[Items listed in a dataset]
__________________________________________________

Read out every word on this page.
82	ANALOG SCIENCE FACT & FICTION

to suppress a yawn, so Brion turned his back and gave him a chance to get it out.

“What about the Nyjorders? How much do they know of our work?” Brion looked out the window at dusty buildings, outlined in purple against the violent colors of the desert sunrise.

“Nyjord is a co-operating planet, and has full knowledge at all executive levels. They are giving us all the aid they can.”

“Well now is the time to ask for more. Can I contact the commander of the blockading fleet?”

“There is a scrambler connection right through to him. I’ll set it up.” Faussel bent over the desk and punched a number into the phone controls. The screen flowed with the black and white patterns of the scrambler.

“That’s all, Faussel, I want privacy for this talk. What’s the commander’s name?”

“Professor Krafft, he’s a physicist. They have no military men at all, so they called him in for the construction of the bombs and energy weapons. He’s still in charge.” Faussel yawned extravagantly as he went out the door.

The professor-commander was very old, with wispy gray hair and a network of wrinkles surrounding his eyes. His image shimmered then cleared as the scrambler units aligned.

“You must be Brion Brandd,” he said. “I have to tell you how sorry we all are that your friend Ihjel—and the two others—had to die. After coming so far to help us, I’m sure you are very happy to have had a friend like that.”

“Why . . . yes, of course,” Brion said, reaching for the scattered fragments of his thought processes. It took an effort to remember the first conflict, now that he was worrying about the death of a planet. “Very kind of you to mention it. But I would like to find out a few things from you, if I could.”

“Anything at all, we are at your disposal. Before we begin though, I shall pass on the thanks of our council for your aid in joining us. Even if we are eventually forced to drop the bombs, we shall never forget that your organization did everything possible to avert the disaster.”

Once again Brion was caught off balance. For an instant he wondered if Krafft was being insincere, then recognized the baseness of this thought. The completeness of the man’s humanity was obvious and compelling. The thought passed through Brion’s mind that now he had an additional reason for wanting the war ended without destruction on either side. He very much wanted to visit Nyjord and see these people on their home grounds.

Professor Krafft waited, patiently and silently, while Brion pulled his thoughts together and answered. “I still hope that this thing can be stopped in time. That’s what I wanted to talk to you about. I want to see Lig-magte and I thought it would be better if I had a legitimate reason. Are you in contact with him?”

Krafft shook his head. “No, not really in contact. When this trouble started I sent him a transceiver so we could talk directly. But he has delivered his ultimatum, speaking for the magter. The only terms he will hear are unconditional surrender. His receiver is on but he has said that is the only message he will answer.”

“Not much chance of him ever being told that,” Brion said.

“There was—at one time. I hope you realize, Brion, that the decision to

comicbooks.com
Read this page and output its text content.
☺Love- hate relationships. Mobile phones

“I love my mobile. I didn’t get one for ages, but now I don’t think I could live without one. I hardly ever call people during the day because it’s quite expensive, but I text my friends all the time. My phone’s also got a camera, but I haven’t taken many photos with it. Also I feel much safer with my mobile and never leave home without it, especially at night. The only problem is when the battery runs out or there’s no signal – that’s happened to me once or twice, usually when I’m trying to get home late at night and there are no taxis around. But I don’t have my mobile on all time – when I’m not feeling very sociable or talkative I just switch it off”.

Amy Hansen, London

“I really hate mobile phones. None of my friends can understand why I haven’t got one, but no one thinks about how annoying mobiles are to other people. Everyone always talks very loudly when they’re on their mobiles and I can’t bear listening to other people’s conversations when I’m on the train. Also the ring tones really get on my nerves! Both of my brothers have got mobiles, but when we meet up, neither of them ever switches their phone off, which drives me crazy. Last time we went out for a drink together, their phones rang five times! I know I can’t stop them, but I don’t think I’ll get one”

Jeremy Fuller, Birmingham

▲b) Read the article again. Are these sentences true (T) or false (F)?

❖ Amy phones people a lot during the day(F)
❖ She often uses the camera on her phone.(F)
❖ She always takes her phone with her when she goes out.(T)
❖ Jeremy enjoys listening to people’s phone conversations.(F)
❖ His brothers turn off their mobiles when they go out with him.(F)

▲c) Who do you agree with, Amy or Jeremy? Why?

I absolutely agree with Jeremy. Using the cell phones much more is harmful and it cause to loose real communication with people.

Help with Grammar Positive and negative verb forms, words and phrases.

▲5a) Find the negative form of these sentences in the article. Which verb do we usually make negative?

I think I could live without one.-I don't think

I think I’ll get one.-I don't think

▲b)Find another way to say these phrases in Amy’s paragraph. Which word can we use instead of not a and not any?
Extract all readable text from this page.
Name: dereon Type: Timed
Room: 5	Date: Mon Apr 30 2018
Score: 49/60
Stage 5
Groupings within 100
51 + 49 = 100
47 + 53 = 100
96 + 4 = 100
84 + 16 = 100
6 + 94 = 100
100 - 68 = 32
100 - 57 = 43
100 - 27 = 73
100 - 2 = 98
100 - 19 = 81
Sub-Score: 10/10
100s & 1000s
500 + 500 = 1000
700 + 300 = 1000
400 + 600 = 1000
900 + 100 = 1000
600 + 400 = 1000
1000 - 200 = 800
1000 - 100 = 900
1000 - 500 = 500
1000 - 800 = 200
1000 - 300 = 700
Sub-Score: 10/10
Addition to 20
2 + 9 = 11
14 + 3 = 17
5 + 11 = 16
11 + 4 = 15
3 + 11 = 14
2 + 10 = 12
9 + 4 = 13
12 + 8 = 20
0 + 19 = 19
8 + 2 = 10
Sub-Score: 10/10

__________________________________________________

Given exercise: Transcribe word for word the lines from the one holding "Extract all readable text from this page." to the last line of the listing above, inclusive.

Exercise result:
Extract all readable text from this page.
Name: dereon Type: Timed
Room: 5	Date: Mon Apr 30 2018
Score: 49/60
Stage 5
Groupings within 100
51 + 49 = 100
47 + 53 = 100
96 + 4 = 100
84 + 16 = 100
6 + 94 = 100
100 - 68 = 32
100 - 57 = 43
100 - 27 = 73
100 - 2 = 98
100 - 19 = 81
Sub-Score: 10/10
100s & 1000s
500 + 500 = 1000
700 + 300 = 1000
400 + 600 = 1000
900 + 100 = 1000
600 + 400 = 1000
1000 - 200 = 800
1000 - 100 = 900
1000 - 500 = 500
1000 - 800 = 200
1000 - 300 = 700
Sub-Score: 10/10
Addition to 20
2 + 9 = 11
14 + 3 = 17
5 + 11 = 16
11 + 4 = 15
3 + 11 = 14
2 + 10 = 12
9 + 4 = 13
12 + 8 = 20
0 + 19 = 19
8 + 2 = 10
Sub-Score: 10/10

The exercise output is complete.